_Aim:_ Here are some records; return them all exactly.

_Supplied data:_
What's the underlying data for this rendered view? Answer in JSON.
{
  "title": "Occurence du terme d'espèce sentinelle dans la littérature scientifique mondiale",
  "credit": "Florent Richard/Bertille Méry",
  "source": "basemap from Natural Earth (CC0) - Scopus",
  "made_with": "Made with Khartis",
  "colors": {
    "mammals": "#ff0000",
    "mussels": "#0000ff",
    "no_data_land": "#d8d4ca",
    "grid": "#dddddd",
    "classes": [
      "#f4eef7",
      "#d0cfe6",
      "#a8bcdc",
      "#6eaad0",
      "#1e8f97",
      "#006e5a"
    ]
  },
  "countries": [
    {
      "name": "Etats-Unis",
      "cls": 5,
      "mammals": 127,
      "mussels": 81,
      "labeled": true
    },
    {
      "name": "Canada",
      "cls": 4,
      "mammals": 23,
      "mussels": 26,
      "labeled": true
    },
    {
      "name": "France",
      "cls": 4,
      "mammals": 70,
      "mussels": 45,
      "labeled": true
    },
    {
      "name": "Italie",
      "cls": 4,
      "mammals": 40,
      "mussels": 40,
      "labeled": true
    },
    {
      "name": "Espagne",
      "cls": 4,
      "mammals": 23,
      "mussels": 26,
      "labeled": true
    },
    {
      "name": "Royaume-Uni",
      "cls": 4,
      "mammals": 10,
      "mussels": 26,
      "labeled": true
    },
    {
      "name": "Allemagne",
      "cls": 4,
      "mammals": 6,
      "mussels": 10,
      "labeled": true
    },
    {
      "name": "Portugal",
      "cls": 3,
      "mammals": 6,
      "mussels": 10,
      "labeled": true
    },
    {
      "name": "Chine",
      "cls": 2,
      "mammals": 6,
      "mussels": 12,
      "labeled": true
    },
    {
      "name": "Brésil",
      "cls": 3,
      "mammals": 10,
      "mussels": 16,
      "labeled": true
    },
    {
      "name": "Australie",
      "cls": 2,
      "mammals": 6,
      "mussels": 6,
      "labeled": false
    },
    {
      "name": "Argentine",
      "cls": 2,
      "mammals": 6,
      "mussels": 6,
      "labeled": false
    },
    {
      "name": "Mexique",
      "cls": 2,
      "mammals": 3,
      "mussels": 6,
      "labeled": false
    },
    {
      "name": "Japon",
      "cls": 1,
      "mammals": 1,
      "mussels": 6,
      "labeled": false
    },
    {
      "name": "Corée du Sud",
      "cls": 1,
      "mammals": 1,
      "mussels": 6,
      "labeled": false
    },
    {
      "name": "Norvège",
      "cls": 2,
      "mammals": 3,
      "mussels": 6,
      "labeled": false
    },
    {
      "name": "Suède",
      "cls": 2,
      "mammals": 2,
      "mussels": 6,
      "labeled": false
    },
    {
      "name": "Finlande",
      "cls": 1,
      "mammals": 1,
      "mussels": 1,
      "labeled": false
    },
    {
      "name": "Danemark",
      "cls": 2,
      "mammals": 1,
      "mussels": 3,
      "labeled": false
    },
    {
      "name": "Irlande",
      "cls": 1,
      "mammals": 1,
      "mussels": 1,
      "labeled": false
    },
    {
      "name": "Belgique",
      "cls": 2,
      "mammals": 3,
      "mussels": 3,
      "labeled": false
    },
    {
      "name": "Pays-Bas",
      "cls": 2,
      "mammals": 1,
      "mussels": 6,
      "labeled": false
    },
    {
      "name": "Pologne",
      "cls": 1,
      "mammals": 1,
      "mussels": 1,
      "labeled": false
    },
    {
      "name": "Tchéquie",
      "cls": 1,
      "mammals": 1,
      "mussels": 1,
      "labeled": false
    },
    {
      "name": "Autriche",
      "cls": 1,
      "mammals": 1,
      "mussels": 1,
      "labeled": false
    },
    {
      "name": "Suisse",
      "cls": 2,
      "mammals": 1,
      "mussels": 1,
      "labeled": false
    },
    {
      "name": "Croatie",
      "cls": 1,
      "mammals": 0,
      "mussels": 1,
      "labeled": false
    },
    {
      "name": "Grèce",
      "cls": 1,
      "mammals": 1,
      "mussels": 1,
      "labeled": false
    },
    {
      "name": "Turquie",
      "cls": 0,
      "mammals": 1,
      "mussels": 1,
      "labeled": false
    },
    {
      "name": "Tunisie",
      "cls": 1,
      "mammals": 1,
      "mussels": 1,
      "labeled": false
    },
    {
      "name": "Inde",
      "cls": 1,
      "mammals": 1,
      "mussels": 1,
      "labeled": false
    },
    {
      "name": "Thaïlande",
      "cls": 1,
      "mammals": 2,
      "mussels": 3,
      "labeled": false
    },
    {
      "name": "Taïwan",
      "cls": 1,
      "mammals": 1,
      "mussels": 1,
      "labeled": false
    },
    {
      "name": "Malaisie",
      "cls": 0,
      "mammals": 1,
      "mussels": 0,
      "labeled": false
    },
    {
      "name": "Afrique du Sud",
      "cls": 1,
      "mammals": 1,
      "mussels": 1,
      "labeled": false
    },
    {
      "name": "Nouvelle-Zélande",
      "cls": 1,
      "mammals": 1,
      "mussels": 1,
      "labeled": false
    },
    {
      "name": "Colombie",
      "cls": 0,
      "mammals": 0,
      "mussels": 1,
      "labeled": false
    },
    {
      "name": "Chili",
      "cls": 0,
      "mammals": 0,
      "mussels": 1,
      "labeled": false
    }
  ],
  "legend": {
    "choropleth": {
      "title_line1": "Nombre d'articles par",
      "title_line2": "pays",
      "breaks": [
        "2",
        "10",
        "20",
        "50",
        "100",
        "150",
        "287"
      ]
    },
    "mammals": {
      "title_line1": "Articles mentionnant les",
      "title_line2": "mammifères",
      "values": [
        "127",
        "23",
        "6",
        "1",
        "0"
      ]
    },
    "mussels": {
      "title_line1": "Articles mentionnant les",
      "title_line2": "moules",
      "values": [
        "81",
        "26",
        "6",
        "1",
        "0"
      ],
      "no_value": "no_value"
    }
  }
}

_Output of the task:_
What's the underlying data for this rendered view? Answer in JSON.
{
  "title": "Occurence du terme d'espèce sentinelle dans la littérature scientifique mondiale",
  "credit": "Florent Richard/Bertille Méry",
  "source": "basemap from Natural Earth (CC0) - Scopus",
  "made_with": "Made with Khartis",
  "colors": {
    "mammals": "#ff0000",
    "mussels": "#0000ff",
    "no_data_land": "#d8d4ca",
    "grid": "#dddddd",
    "classes": [
      "#f4eef7",
      "#d0cfe6",
      "#a8bcdc",
      "#6eaad0",
      "#1e8f97",
      "#006e5a"
    ]
  },
  "countries": [
    {
      "name": "Etats-Unis",
      "cls": 5,
      "mammals": 127,
      "mussels": 81,
      "labeled": true
    },
    {
      "name": "Canada",
      "cls": 4,
      "mammals": 23,
      "mussels": 26,
      "labeled": true
    },
    {
      "name": "France",
      "cls": 4,
      "mammals": 70,
      "mussels": 45,
      "labeled": true
    },
    {
      "name": "Italie",
      "cls": 4,
      "mammals": 40,
      "mussels": 40,
      "labeled": true
    },
    {
      "name": "Espagne",
      "cls": 4,
      "mammals": 23,
      "mussels": 26,
      "labeled": true
    },
    {
      "name": "Royaume-Uni",
      "cls": 4,
      "mammals": 10,
      "mussels": 26,
      "labeled": true
    },
    {
      "name": "Allemagne",
      "cls": 4,
      "mammals": 6,
      "mussels": 10,
      "labeled": true
    },
    {
      "name": "Portugal",
      "cls": 3,
      "mammals": 6,
      "mussels": 10,
      "labeled": true
    },
    {
      "name": "Chine",
      "cls": 2,
      "mammals": 6,
      "mussels": 12,
      "labeled": true
    },
    {
      "name": "Brésil",
      "cls": 3,
      "mammals": 10,
      "mussels": 16,
      "labeled": true
    },
    {
      "name": "Australie",
      "cls": 2,
      "mammals": 6,
      "mussels": 6,
      "labeled": false
    },
    {
      "name": "Argentine",
      "cls": 2,
      "mammals": 6,
      "mussels": 6,
      "labeled": false
    },
    {
      "name": "Mexique",
      "cls": 2,
      "mammals": 3,
      "mussels": 6,
      "labeled": false
    },
    {
      "name": "Japon",
      "cls": 1,
      "mammals": 1,
      "mussels": 6,
      "labeled": false
    },
    {
      "name": "Corée du Sud",
      "cls": 1,
      "mammals": 1,
      "mussels": 6,
      "labeled": false
    },
    {
      "name": "Norvège",
      "cls": 2,
      "mammals": 3,
      "mussels": 6,
      "labeled": false
    },
    {
      "name": "Suède",
      "cls": 2,
      "mammals": 2,
      "mussels": 6,
      "labeled": false
    },
    {
      "name": "Finlande",
      "cls": 1,
      "mammals": 1,
      "mussels": 1,
      "labeled": false
    },
    {
      "name": "Danemark",
      "cls": 2,
      "mammals": 1,
      "mussels": 3,
      "labeled": false
    },
    {
      "name": "Irlande",
      "cls": 1,
      "mammals": 1,
      "mussels": 1,
      "labeled": false
    },
    {
      "name": "Belgique",
      "cls": 2,
      "mammals": 3,
      "mussels": 3,
      "labeled": false
    },
    {
      "name": "Pays-Bas",
      "cls": 2,
      "mammals": 1,
      "mussels": 6,
      "labeled": false
    },
    {
      "name": "Pologne",
      "cls": 1,
      "mammals": 1,
      "mussels": 1,
      "labeled": false
    },
    {
      "name": "Tchéquie",
      "cls": 1,
      "mammals": 1,
      "mussels": 1,
      "labeled": false
    },
    {
      "name": "Autriche",
      "cls": 1,
      "mammals": 1,
      "mussels": 1,
      "labeled": false
    },
    {
      "name": "Suisse",
      "cls": 2,
      "mammals": 1,
      "mussels": 1,
      "labeled": false
    },
    {
      "name": "Croatie",
      "cls": 1,
      "mammals": 0,
      "mussels": 1,
      "labeled": false
    },
    {
      "name": "Grèce",
      "cls": 1,
      "mammals": 1,
      "mussels": 1,
      "labeled": false
    },
    {
      "name": "Turquie",
      "cls": 0,
      "mammals": 1,
      "mussels": 1,
      "labeled": false
    },
    {
      "name": "Tunisie",
      "cls": 1,
      "mammals": 1,
      "mussels": 1,
      "labeled": false
    },
    {
      "name": "Inde",
      "cls": 1,
      "mammals": 1,
      "mussels": 1,
      "labeled": false
    },
    {
      "name": "Thaïlande",
      "cls": 1,
      "mammals": 2,
      "mussels": 3,
      "labeled": false
    },
    {
      "name": "Taïwan",
      "cls": 1,
      "mammals": 1,
      "mussels": 1,
      "labeled": false
    },
    {
      "name": "Malaisie",
      "cls": 0,
      "mammals": 1,
      "mussels": 0,
      "labeled": false
    },
    {
      "name": "Afrique du Sud",
      "cls": 1,
      "mammals": 1,
      "mussels": 1,
      "labeled": false
    },
    {
      "name": "Nouvelle-Zélande",
      "cls": 1,
      "mammals": 1,
      "mussels": 1,
      "labeled": false
    },
    {
      "name": "Colombie",
      "cls": 0,
      "mammals": 0,
      "mussels": 1,
      "labeled": false
    },
    {
      "name": "Chili",
      "cls": 0,
      "mammals": 0,
      "mussels": 1,
      "labeled": false
    }
  ],
  "legend": {
    "choropleth": {
      "title_line1": "Nombre d'articles par",
      "title_line2": "pays",
      "breaks": [
        "2",
        "10",
        "20",
        "50",
        "100",
        "150",
        "287"
      ]
    },
    "mammals": {
      "title_line1": "Articles mentionnant les",
      "title_line2": "mammifères",
      "values": [
        "127",
        "23",
        "6",
        "1",
        "0"
      ]
    },
    "mussels": {
      "title_line1": "Articles mentionnant les",
      "title_line2": "moules",
      "values": [
        "81",
        "26",
        "6",
        "1",
        "0"
      ],
      "no_value": "no_value"
    }
  }
}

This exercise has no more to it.